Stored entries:
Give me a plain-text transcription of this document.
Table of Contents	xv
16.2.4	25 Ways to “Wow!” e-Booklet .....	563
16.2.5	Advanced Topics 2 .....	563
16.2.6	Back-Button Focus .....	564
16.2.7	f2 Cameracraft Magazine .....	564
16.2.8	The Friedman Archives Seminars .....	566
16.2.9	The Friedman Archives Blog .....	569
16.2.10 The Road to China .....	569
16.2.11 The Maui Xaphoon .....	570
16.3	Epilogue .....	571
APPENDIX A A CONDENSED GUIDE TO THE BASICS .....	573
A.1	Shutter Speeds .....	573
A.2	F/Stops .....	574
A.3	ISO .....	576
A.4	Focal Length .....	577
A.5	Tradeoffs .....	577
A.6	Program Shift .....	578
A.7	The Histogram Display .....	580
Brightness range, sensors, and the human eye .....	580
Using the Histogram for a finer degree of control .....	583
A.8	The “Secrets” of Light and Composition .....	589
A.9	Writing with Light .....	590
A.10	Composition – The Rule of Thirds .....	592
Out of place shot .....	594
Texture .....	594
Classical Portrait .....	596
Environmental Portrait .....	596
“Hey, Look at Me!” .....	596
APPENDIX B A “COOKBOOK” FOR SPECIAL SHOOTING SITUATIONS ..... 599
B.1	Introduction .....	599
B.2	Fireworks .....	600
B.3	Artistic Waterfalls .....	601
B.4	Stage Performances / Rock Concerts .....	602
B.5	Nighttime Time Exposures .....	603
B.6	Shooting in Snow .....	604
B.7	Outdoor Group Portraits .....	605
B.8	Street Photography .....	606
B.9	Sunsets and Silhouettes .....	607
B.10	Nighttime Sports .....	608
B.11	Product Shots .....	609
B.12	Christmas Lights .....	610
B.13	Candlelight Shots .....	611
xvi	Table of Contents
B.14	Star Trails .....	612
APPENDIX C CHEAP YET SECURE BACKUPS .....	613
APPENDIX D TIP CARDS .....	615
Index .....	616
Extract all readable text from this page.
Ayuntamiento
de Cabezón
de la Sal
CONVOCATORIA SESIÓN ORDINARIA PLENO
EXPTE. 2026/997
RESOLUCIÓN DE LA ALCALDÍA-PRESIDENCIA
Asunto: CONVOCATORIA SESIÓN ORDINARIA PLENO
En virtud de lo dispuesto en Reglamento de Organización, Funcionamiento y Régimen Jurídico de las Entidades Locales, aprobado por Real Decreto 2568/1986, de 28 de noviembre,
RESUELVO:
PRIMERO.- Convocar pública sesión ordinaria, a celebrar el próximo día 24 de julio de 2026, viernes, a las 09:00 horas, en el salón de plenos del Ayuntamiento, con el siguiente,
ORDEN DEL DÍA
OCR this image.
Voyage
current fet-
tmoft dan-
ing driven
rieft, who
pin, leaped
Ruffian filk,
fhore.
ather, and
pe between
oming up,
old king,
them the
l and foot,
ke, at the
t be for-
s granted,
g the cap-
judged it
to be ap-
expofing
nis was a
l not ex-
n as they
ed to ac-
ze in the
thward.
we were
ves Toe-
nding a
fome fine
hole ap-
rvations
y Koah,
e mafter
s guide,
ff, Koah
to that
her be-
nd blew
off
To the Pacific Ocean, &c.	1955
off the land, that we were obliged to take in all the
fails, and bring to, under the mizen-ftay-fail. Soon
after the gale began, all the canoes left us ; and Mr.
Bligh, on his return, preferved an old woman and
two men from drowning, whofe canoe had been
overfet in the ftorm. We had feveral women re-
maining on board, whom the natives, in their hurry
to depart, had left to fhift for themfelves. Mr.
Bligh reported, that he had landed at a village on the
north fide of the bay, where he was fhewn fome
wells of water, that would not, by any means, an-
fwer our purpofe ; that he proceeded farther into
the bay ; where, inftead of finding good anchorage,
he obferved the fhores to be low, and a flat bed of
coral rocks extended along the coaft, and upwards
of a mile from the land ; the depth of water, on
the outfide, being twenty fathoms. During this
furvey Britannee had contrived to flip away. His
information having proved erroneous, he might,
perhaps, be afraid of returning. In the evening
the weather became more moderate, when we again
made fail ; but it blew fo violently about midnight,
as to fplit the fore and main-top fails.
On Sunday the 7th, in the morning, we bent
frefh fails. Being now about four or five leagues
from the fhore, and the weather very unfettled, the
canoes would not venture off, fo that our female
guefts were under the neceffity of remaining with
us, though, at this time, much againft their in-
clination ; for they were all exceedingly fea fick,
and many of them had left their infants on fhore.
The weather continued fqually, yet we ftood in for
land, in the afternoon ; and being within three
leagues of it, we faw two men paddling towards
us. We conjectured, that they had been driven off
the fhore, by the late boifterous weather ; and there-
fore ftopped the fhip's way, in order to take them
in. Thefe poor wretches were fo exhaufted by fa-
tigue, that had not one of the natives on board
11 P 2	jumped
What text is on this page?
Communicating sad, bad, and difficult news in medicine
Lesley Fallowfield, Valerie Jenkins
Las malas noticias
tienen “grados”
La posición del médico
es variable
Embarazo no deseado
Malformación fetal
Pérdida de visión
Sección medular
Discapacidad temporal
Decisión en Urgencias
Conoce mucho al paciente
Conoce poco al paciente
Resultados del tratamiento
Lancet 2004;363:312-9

WORK INSTRUCTIONS:
Reproduce every entry shown above, precisely as it stands.

WRITTEN RESPONSE:
Give me a plain-text transcription of this document.
Table of Contents	xv
16.2.4	25 Ways to “Wow!” e-Booklet .....	563
16.2.5	Advanced Topics 2 .....	563
16.2.6	Back-Button Focus .....	564
16.2.7	f2 Cameracraft Magazine .....	564
16.2.8	The Friedman Archives Seminars .....	566
16.2.9	The Friedman Archives Blog .....	569
16.2.10 The Road to China .....	569
16.2.11 The Maui Xaphoon .....	570
16.3	Epilogue .....	571
APPENDIX A A CONDENSED GUIDE TO THE BASICS .....	573
A.1	Shutter Speeds .....	573
A.2	F/Stops .....	574
A.3	ISO .....	576
A.4	Focal Length .....	577
A.5	Tradeoffs .....	577
A.6	Program Shift .....	578
A.7	The Histogram Display .....	580
Brightness range, sensors, and the human eye .....	580
Using the Histogram for a finer degree of control .....	583
A.8	The “Secrets” of Light and Composition .....	589
A.9	Writing with Light .....	590
A.10	Composition – The Rule of Thirds .....	592
Out of place shot .....	594
Texture .....	594
Classical Portrait .....	596
Environmental Portrait .....	596
“Hey, Look at Me!” .....	596
APPENDIX B A “COOKBOOK” FOR SPECIAL SHOOTING SITUATIONS ..... 599
B.1	Introduction .....	599
B.2	Fireworks .....	600
B.3	Artistic Waterfalls .....	601
B.4	Stage Performances / Rock Concerts .....	602
B.5	Nighttime Time Exposures .....	603
B.6	Shooting in Snow .....	604
B.7	Outdoor Group Portraits .....	605
B.8	Street Photography .....	606
B.9	Sunsets and Silhouettes .....	607
B.10	Nighttime Sports .....	608
B.11	Product Shots .....	609
B.12	Christmas Lights .....	610
B.13	Candlelight Shots .....	611
xvi	Table of Contents
B.14	Star Trails .....	612
APPENDIX C CHEAP YET SECURE BACKUPS .....	613
APPENDIX D TIP CARDS .....	615
Index .....	616
Extract all readable text from this page.
Ayuntamiento
de Cabezón
de la Sal
CONVOCATORIA SESIÓN ORDINARIA PLENO
EXPTE. 2026/997
RESOLUCIÓN DE LA ALCALDÍA-PRESIDENCIA
Asunto: CONVOCATORIA SESIÓN ORDINARIA PLENO
En virtud de lo dispuesto en Reglamento de Organización, Funcionamiento y Régimen Jurídico de las Entidades Locales, aprobado por Real Decreto 2568/1986, de 28 de noviembre,
RESUELVO:
PRIMERO.- Convocar pública sesión ordinaria, a celebrar el próximo día 24 de julio de 2026, viernes, a las 09:00 horas, en el salón de plenos del Ayuntamiento, con el siguiente,
ORDEN DEL DÍA
OCR this image.
Voyage
current fet-
tmoft dan-
ing driven
rieft, who
pin, leaped
Ruffian filk,
fhore.
ather, and
pe between
oming up,
old king,
them the
l and foot,
ke, at the
t be for-
s granted,
g the cap-
judged it
to be ap-
expofing
nis was a
l not ex-
n as they
ed to ac-
ze in the
thward.
we were
ves Toe-
nding a
fome fine
hole ap-
rvations
y Koah,
e mafter
s guide,
ff, Koah
to that
her be-
nd blew
off
To the Pacific Ocean, &c.	1955
off the land, that we were obliged to take in all the
fails, and bring to, under the mizen-ftay-fail. Soon
after the gale began, all the canoes left us ; and Mr.
Bligh, on his return, preferved an old woman and
two men from drowning, whofe canoe had been
overfet in the ftorm. We had feveral women re-
maining on board, whom the natives, in their hurry
to depart, had left to fhift for themfelves. Mr.
Bligh reported, that he had landed at a village on the
north fide of the bay, where he was fhewn fome
wells of water, that would not, by any means, an-
fwer our purpofe ; that he proceeded farther into
the bay ; where, inftead of finding good anchorage,
he obferved the fhores to be low, and a flat bed of
coral rocks extended along the coaft, and upwards
of a mile from the land ; the depth of water, on
the outfide, being twenty fathoms. During this
furvey Britannee had contrived to flip away. His
information having proved erroneous, he might,
perhaps, be afraid of returning. In the evening
the weather became more moderate, when we again
made fail ; but it blew fo violently about midnight,
as to fplit the fore and main-top fails.
On Sunday the 7th, in the morning, we bent
frefh fails. Being now about four or five leagues
from the fhore, and the weather very unfettled, the
canoes would not venture off, fo that our female
guefts were under the neceffity of remaining with
us, though, at this time, much againft their in-
clination ; for they were all exceedingly fea fick,
and many of them had left their infants on fhore.
The weather continued fqually, yet we ftood in for
land, in the afternoon ; and being within three
leagues of it, we faw two men paddling towards
us. We conjectured, that they had been driven off
the fhore, by the late boifterous weather ; and there-
fore ftopped the fhip's way, in order to take them
in. Thefe poor wretches were fo exhaufted by fa-
tigue, that had not one of the natives on board
11 P 2	jumped
What text is on this page?
Communicating sad, bad, and difficult news in medicine
Lesley Fallowfield, Valerie Jenkins
Las malas noticias
tienen “grados”
La posición del médico
es variable
Embarazo no deseado
Malformación fetal
Pérdida de visión
Sección medular
Discapacidad temporal
Decisión en Urgencias
Conoce mucho al paciente
Conoce poco al paciente
Resultados del tratamiento
Lancet 2004;363:312-9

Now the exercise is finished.